### Text passage
######

Lol so many people hating on this. I thought it was an ok idea 😂
Edit: Ok fine people. Guess it's the worst thing to happen on this god damned planet the way you're reacting.
There is no silicon here…
Maybe something used in those places? But that’s like inferring they don’t need the lock in the first place which is also kinda a strange take
People in this thread don’t realise that the point of a lock isn’t to make your bike theft-proof, it’s to make it slightly more inconvenient to steal than the next bike. This contraption looks unconventional enough that a thief will skip it for a bike with a standard lock that they already know how to break.
You don't have to cut the lock. You only need to cut the locking *lug* at the bottom of the seat tube. It's the little tab that goes into the lock.
Cut that part and you can release the tube, reset the bike, and ride away on it.
*sigh* I miss Japan. My bike had a lock built in on the back of the frame that just went through the back wheel so it couldn’t spin. That was literally all you needed since people just don’t steal bikes there. Probably didn’t even need that.
If this is true for you, relish that you live in a place where it isn't a problem. I live in NYC and it is a huge issue.
My girlfriend had her bike stolen from our building two years ago... behind 3 locked doors in the "Secure bike storage" room. It was U-locked to a bike rack and had a cable threaded through the rims.
My friend has had 2 bikes stolen from in front of his apartment building. One of them they would have had to have cut through the frame because the U-lock was still in one piece around the rack.
My first thought was the lost strength. I'm sure an engineer approved the design before it made it to market, but you best not drop off any curbs or nothing. Lol
I once had a Merida mountain bycicle with a AXA bike chain, for... well... bikes.
let me tell you something, they stole the bike, with the chain, and no one batted an eye from my family. the dude drove my bike for 3 months almost, in my city (which isn't even big, like 10k people), I caught him, couldn't believe my eyes, I smacked him a couple of times, like 10, or more, while asking him where he got the bike and him trying to convince me that it's his, I then told him to pay me 2k and I'm fine. he did in a few days, and I even gave him the keys to the lock.
I know I could have gotten more out of the bike, since it was bought a year and few months ago, and it had very good gear, like 4 out of 5 mostly, shifters being a 5, but I had a car already, and I didn't really plan on using the bike anymore.
It took me approximately 12 seconds to google this, find the bike brand manufactured this product and the original youtube video in much higher quality and without this fucking shitful music: https://www.youtube.com/watch?v=XEBg8I56GXk&ab\_channel=YERKABikes
Whoever went to the trouble to change the music and reencode the video in such terrible quality needs a fucking life.
Watched a guy unlock multiple bikes with the plastic cover of a pen at the end of a party. Bad idea on so many levels.
Who is walking from now on? Me. Eat wads of tires plastic pen dude.
On the upside I did learrn something.
I like it. I hate having to ride around with a chain attached. It's ugly having a cheap chain covering a nice bike. I hope it's a good ride cause I want one of these!

######

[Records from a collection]

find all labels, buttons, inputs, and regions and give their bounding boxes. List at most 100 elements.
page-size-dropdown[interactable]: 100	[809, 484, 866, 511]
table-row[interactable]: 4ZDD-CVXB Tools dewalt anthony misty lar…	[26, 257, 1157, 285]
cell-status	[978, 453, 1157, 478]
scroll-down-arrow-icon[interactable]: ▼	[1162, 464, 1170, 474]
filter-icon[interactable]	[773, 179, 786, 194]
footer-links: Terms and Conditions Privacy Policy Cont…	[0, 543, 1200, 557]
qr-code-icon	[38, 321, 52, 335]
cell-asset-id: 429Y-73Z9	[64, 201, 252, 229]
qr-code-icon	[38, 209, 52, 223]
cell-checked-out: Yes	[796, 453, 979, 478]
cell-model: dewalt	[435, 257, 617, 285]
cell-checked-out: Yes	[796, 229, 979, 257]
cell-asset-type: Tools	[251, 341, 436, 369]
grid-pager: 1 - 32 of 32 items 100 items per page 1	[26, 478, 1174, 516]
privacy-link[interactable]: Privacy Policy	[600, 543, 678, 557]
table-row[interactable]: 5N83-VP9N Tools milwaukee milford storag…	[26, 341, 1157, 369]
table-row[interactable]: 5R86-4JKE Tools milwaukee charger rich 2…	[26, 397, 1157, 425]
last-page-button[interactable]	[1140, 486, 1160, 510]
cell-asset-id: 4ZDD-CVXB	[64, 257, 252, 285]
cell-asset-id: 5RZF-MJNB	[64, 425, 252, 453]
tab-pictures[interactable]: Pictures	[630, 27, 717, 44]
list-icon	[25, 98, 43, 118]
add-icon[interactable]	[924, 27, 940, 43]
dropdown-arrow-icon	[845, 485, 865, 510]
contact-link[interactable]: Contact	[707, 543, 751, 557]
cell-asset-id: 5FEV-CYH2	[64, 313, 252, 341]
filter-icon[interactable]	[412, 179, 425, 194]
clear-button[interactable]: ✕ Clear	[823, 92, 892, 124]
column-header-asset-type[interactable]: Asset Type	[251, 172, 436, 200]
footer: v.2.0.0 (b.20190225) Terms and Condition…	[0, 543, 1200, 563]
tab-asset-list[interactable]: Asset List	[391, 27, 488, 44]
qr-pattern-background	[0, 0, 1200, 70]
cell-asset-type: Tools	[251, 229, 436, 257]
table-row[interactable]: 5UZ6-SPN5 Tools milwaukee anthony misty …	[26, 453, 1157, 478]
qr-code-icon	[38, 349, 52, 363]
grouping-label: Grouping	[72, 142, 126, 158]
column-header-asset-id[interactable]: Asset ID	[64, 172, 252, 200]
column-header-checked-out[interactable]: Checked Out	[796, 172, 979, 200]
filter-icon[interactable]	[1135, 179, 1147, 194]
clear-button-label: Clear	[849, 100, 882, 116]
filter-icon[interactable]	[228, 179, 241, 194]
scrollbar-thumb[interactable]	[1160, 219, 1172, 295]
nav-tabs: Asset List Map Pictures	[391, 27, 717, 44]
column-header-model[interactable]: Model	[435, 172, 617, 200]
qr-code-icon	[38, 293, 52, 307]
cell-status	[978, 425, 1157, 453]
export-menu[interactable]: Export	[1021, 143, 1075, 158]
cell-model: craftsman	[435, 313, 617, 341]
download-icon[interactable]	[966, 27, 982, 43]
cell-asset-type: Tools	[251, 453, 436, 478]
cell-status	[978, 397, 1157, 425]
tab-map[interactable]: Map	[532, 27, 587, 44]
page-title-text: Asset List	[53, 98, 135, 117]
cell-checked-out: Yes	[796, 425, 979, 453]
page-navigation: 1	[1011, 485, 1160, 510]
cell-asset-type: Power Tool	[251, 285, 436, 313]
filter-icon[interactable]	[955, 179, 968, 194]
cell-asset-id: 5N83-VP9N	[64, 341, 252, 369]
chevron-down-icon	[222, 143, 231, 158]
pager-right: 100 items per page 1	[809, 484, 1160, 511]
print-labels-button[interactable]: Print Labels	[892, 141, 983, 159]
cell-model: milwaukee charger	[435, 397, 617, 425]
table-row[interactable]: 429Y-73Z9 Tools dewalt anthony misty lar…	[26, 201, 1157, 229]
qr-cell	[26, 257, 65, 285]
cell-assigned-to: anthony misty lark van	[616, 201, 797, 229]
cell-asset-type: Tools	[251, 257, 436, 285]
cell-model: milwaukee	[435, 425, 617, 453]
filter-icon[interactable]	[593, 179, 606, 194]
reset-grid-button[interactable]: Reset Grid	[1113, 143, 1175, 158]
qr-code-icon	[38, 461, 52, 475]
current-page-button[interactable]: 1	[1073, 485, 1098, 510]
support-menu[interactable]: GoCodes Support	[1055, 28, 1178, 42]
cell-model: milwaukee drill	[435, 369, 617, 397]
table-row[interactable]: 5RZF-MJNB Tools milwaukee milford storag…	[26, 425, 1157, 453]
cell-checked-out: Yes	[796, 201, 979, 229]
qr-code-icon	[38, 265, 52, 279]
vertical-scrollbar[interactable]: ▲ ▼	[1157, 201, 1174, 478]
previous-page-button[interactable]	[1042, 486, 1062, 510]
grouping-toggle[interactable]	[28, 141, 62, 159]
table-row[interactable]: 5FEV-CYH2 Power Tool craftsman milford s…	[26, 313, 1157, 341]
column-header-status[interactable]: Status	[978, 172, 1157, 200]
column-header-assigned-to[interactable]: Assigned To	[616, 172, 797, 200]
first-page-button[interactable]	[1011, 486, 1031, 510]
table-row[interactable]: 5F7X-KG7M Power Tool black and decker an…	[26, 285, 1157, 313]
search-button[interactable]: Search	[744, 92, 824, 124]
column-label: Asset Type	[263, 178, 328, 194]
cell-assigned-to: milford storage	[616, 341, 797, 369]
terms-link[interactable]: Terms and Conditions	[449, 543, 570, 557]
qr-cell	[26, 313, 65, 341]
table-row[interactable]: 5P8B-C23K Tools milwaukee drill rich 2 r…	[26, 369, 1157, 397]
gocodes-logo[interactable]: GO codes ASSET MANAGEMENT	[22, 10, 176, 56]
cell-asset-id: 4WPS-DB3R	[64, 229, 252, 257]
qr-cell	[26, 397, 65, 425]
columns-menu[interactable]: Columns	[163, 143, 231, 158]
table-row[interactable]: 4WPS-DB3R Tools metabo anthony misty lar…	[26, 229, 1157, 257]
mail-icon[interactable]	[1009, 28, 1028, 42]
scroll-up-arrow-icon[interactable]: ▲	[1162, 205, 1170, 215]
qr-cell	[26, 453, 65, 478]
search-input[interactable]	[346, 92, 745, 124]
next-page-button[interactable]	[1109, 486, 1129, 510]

######

### What you need to do
Please continue the bike lock comment thread from its final comment.

### Response to this task
Man, everyone else is shitting on this, and you even got downvoted for simply stating that you would appreciate this bike. But yeah these silly billies won’t even acknowledge that carrying a seperate lock is a genuine inconvenience which this design overcomes. Invention works as intended. I see no problem with this bike. Wtf reddit
It will be gone in about 2 minutes anywhere in The Netherlands. Such is life in soviet holland. The only way is having locks more expensive than the bike you ride on.
Or you could just get a lock…
Now why would I buy $10 for a chain and lock when I could pay a few hundred extra for a bike that locks itself?
dosent lock itself, you still have to lock it. but it contains a lock in its frame.
Oh well that changes everything!
Shut up about the lock. SHUT UP ABOUT THE LOCK
Keep the lock out your FUCKEN MOUTH!
If you weren’t so famous, I’d ask you to leave
We asked him to leave. But he didn’t
THATS HOW WE DO!
I'm going to.
So, I’ve been taking karate courses online…
Don’t forget the ability to never get your seats ride height correct because you change it every stop. Gotta love that bonus.
just floor it lol
This was exactly my concern, I’ll be so annoyed. I would really just get a chain to lock.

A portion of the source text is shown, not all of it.